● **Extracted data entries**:
— start —
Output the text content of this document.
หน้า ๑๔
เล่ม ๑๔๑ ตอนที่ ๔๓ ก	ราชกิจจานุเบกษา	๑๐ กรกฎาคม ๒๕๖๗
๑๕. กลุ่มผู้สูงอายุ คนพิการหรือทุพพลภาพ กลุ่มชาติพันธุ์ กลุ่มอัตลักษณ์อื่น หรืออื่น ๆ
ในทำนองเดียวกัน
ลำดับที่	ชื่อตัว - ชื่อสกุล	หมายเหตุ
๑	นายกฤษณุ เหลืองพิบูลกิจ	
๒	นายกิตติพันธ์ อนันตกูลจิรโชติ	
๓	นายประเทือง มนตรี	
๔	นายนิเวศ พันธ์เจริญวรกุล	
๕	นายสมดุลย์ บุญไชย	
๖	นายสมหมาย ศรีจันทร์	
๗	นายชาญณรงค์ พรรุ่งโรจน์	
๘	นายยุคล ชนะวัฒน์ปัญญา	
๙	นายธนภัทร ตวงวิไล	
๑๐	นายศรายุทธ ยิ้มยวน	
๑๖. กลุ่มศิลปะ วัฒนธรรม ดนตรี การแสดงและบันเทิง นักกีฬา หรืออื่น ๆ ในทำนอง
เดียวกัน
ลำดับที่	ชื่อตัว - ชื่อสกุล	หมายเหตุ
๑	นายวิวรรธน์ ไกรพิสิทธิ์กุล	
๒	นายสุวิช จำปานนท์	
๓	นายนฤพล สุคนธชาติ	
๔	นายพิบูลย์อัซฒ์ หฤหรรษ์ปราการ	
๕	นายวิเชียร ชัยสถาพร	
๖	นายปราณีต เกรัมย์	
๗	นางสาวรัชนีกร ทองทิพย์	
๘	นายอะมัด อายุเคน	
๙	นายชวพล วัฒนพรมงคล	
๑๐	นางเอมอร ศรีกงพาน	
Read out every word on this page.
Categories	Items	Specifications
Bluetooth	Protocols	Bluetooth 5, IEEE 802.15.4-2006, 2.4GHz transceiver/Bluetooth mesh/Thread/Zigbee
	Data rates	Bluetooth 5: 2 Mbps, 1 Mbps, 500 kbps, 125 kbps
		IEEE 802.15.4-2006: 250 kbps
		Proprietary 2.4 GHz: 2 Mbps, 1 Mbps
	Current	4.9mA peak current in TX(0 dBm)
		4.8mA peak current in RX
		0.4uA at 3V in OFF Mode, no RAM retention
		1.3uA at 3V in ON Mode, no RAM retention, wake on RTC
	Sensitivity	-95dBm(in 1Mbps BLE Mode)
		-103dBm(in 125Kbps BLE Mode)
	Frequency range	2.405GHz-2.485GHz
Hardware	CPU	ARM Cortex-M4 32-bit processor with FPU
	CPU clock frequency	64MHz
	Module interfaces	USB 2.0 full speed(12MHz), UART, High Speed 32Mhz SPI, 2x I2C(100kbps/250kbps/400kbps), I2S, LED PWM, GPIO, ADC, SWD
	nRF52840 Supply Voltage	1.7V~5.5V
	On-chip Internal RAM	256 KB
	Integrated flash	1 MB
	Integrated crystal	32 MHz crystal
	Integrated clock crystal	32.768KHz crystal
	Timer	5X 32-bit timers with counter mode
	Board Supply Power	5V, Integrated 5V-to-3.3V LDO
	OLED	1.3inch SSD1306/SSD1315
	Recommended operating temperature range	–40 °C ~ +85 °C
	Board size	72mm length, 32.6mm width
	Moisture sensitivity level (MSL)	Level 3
— end —
● **TASK PROMPT**:
Copy every line of the records above that holds the word "นายว".

● **FINISHED EXERCISE**:
๑	นายวิวรรธน์ ไกรพิสิทธิ์กุล	
๕	นายวิเชียร ชัยสถาพร	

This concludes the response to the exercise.